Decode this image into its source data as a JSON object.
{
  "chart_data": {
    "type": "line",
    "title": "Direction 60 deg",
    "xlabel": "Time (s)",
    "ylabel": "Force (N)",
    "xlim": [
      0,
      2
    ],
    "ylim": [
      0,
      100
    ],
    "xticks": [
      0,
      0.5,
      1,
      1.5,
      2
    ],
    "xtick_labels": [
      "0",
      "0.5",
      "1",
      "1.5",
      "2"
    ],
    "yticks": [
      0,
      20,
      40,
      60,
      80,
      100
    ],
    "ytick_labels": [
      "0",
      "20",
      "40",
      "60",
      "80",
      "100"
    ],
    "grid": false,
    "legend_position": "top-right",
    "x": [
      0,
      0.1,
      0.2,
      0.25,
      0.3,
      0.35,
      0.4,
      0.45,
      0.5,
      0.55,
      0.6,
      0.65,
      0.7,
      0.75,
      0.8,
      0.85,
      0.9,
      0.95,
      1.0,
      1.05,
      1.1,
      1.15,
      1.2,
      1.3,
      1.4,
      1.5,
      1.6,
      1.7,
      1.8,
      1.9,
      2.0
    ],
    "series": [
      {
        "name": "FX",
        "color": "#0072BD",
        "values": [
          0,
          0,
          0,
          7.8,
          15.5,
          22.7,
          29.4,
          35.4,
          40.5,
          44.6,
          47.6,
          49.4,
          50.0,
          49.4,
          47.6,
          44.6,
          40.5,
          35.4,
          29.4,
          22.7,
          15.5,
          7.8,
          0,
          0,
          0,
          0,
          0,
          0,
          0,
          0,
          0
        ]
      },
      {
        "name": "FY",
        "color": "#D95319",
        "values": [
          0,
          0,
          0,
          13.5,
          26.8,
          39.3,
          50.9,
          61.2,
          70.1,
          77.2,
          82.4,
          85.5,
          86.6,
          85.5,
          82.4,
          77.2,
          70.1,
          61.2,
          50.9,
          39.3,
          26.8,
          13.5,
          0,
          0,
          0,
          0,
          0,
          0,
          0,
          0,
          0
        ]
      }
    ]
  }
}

TO DO. Go through the data and return every record exactly.

OUTPUT BELOW.
Decode this image into its source data as a JSON object.
{
  "chart_data": {
    "type": "line",
    "title": "Direction 60 deg",
    "xlabel": "Time (s)",
    "ylabel": "Force (N)",
    "xlim": [
      0,
      2
    ],
    "ylim": [
      0,
      100
    ],
    "xticks": [
      0,
      0.5,
      1,
      1.5,
      2
    ],
    "xtick_labels": [
      "0",
      "0.5",
      "1",
      "1.5",
      "2"
    ],
    "yticks": [
      0,
      20,
      40,
      60,
      80,
      100
    ],
    "ytick_labels": [
      "0",
      "20",
      "40",
      "60",
      "80",
      "100"
    ],
    "grid": false,
    "legend_position": "top-right",
    "x": [
      0,
      0.1,
      0.2,
      0.25,
      0.3,
      0.35,
      0.4,
      0.45,
      0.5,
      0.55,
      0.6,
      0.65,
      0.7,
      0.75,
      0.8,
      0.85,
      0.9,
      0.95,
      1.0,
      1.05,
      1.1,
      1.15,
      1.2,
      1.3,
      1.4,
      1.5,
      1.6,
      1.7,
      1.8,
      1.9,
      2.0
    ],
    "series": [
      {
        "name": "FX",
        "color": "#0072BD",
        "values": [
          0,
          0,
          0,
          7.8,
          15.5,
          22.7,
          29.4,
          35.4,
          40.5,
          44.6,
          47.6,
          49.4,
          50.0,
          49.4,
          47.6,
          44.6,
          40.5,
          35.4,
          29.4,
          22.7,
          15.5,
          7.8,
          0,
          0,
          0,
          0,
          0,
          0,
          0,
          0,
          0
        ]
      },
      {
        "name": "FY",
        "color": "#D95319",
        "values": [
          0,
          0,
          0,
          13.5,
          26.8,
          39.3,
          50.9,
          61.2,
          70.1,
          77.2,
          82.4,
          85.5,
          86.6,
          85.5,
          82.4,
          77.2,
          70.1,
          61.2,
          50.9,
          39.3,
          26.8,
          13.5,
          0,
          0,
          0,
          0,
          0,
          0,
          0,
          0,
          0
        ]
      }
    ]
  }
}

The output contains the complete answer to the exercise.